### SET TASK
Quote the records below in full, exactly as given, with the images taken out.

---------- MATERIAL FOR THIS TASK

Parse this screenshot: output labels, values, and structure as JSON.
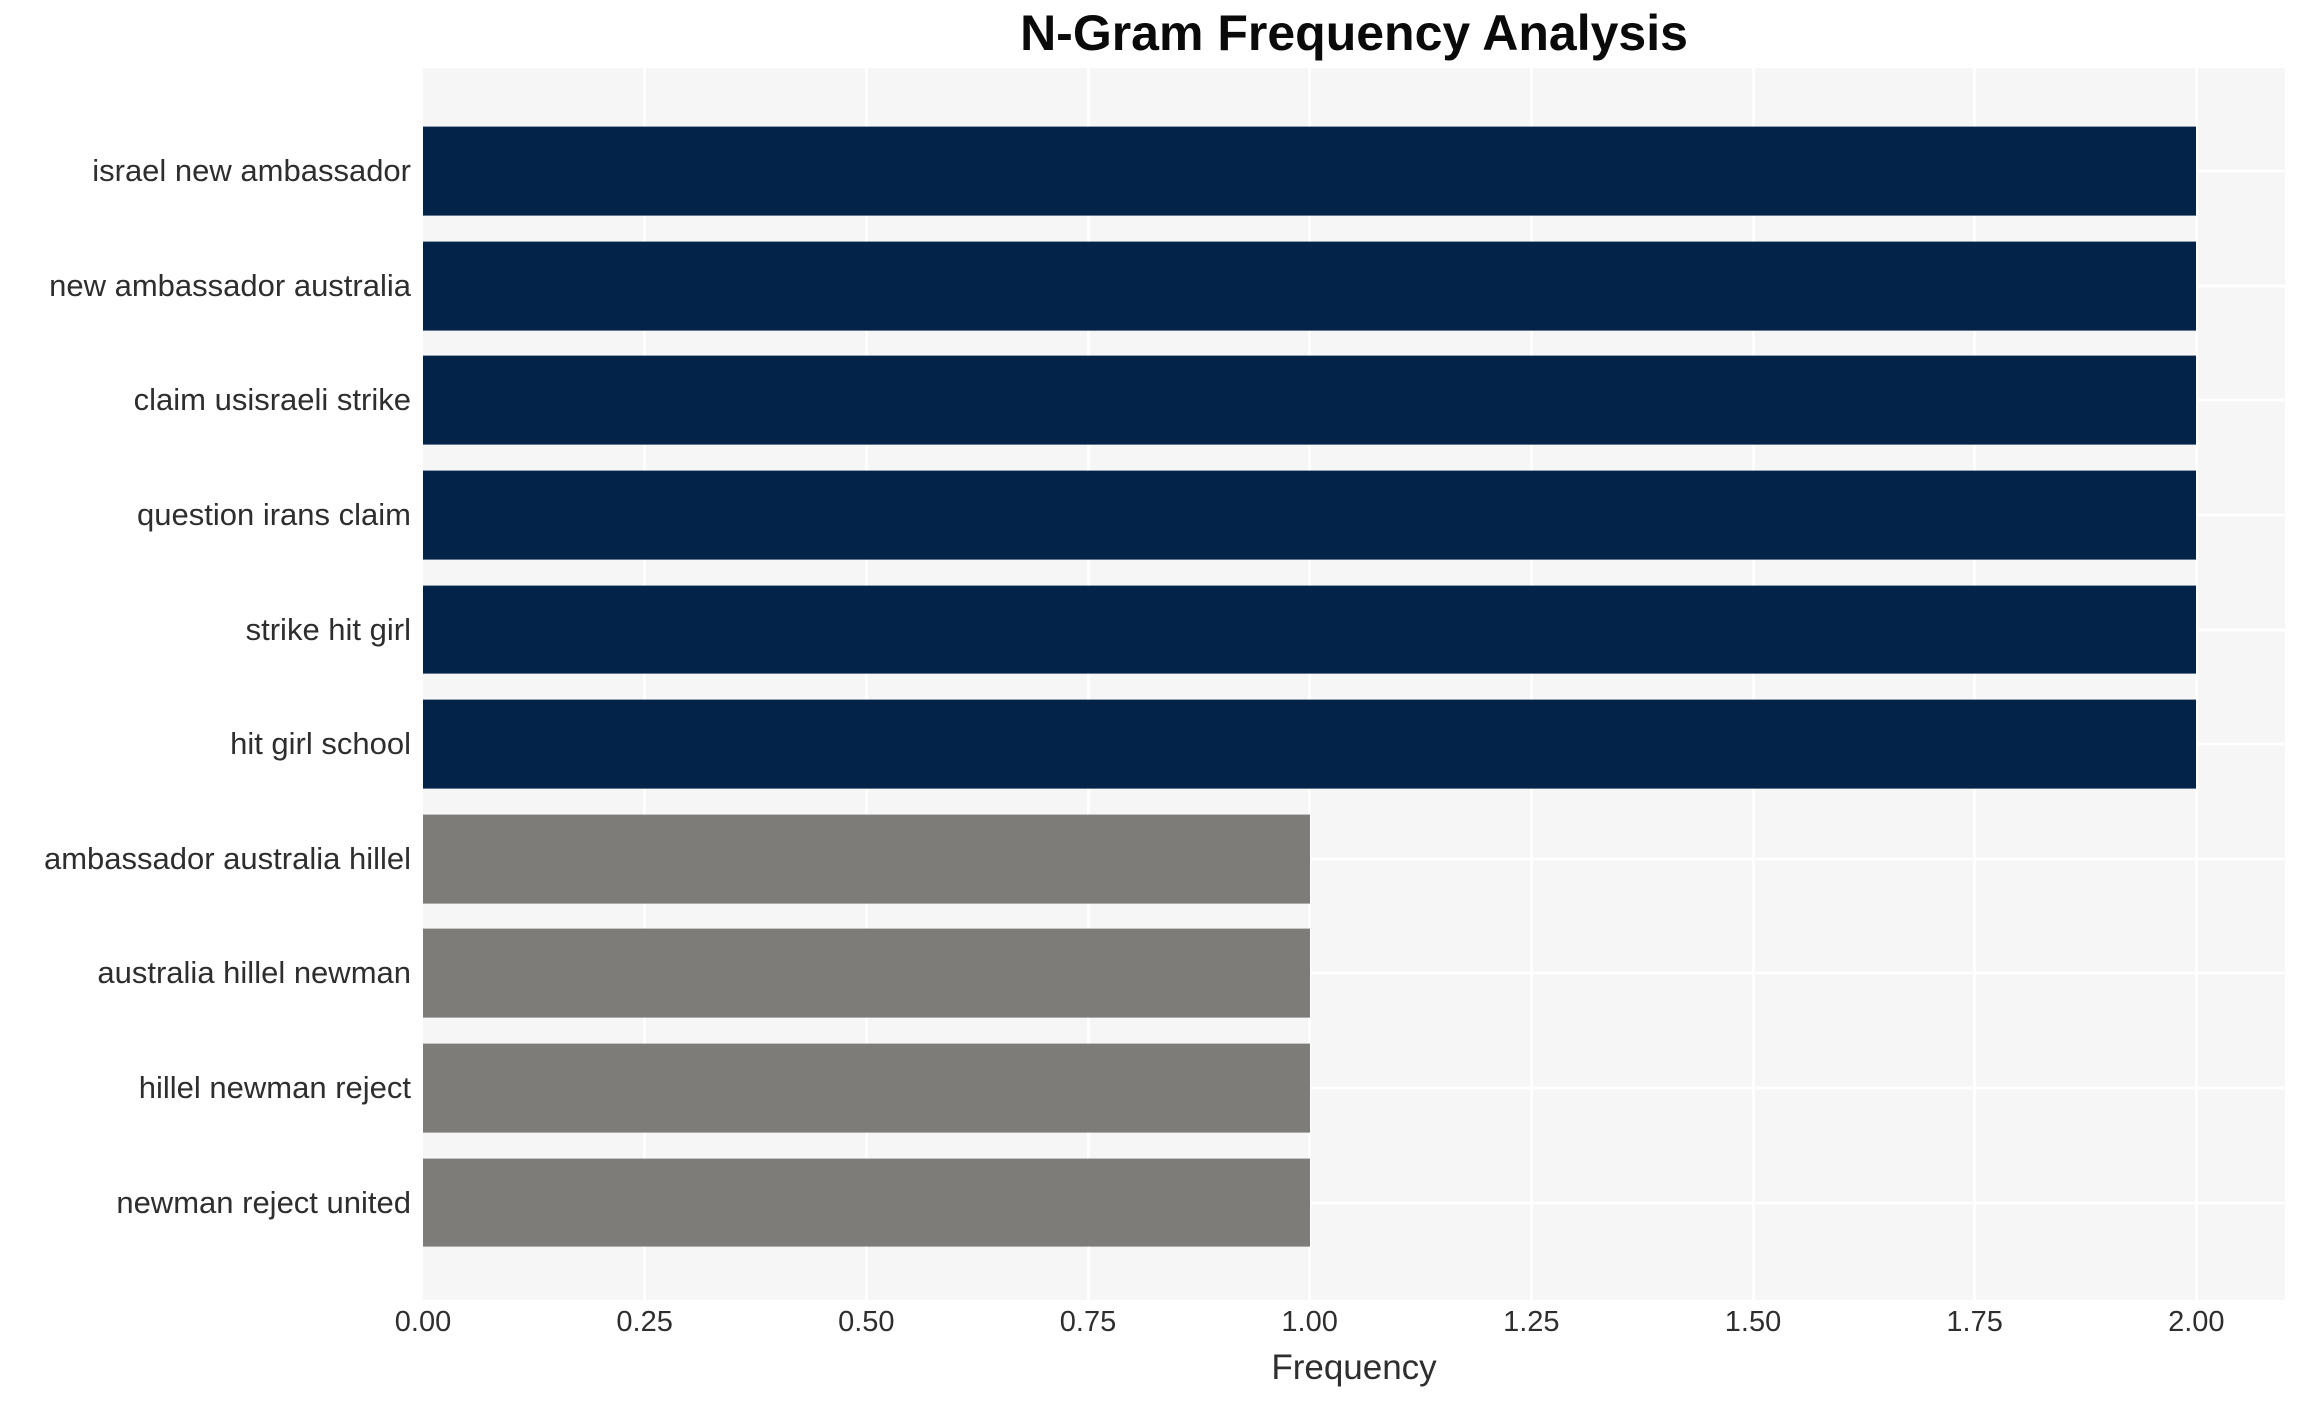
{
  "chart_data": {
    "type": "bar",
    "orientation": "horizontal",
    "title": "N-Gram Frequency Analysis",
    "xlabel": "Frequency",
    "ylabel": "",
    "categories": [
      "israel new ambassador",
      "new ambassador australia",
      "claim usisraeli strike",
      "question irans claim",
      "strike hit girl",
      "hit girl school",
      "ambassador australia hillel",
      "australia hillel newman",
      "hillel newman reject",
      "newman reject united"
    ],
    "values": [
      2,
      2,
      2,
      2,
      2,
      2,
      1,
      1,
      1,
      1
    ],
    "xlim": [
      0,
      2.1
    ],
    "xticks": [
      0,
      0.25,
      0.5,
      0.75,
      1,
      1.25,
      1.5,
      1.75,
      2
    ],
    "xtick_labels": [
      "0.00",
      "0.25",
      "0.50",
      "0.75",
      "1.00",
      "1.25",
      "1.50",
      "1.75",
      "2.00"
    ],
    "grid": true,
    "legend": false,
    "colors": {
      "bar_high": "#032349",
      "bar_low": "#7d7c78",
      "high_threshold": 2,
      "plot_background": "#f6f6f6",
      "gridline": "#ffffff",
      "title_text": "#0a0a0a",
      "axis_text": "#2e2e2e"
    }
  }
}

--------------------

### EXERCISE RESPONSE
Parse this screenshot: output labels, values, and structure as JSON.
{
  "chart_data": {
    "type": "bar",
    "orientation": "horizontal",
    "title": "N-Gram Frequency Analysis",
    "xlabel": "Frequency",
    "ylabel": "",
    "categories": [
      "israel new ambassador",
      "new ambassador australia",
      "claim usisraeli strike",
      "question irans claim",
      "strike hit girl",
      "hit girl school",
      "ambassador australia hillel",
      "australia hillel newman",
      "hillel newman reject",
      "newman reject united"
    ],
    "values": [
      2,
      2,
      2,
      2,
      2,
      2,
      1,
      1,
      1,
      1
    ],
    "xlim": [
      0,
      2.1
    ],
    "xticks": [
      0,
      0.25,
      0.5,
      0.75,
      1,
      1.25,
      1.5,
      1.75,
      2
    ],
    "xtick_labels": [
      "0.00",
      "0.25",
      "0.50",
      "0.75",
      "1.00",
      "1.25",
      "1.50",
      "1.75",
      "2.00"
    ],
    "grid": true,
    "legend": false,
    "colors": {
      "bar_high": "#032349",
      "bar_low": "#7d7c78",
      "high_threshold": 2,
      "plot_background": "#f6f6f6",
      "gridline": "#ffffff",
      "title_text": "#0a0a0a",
      "axis_text": "#2e2e2e"
    }
  }
}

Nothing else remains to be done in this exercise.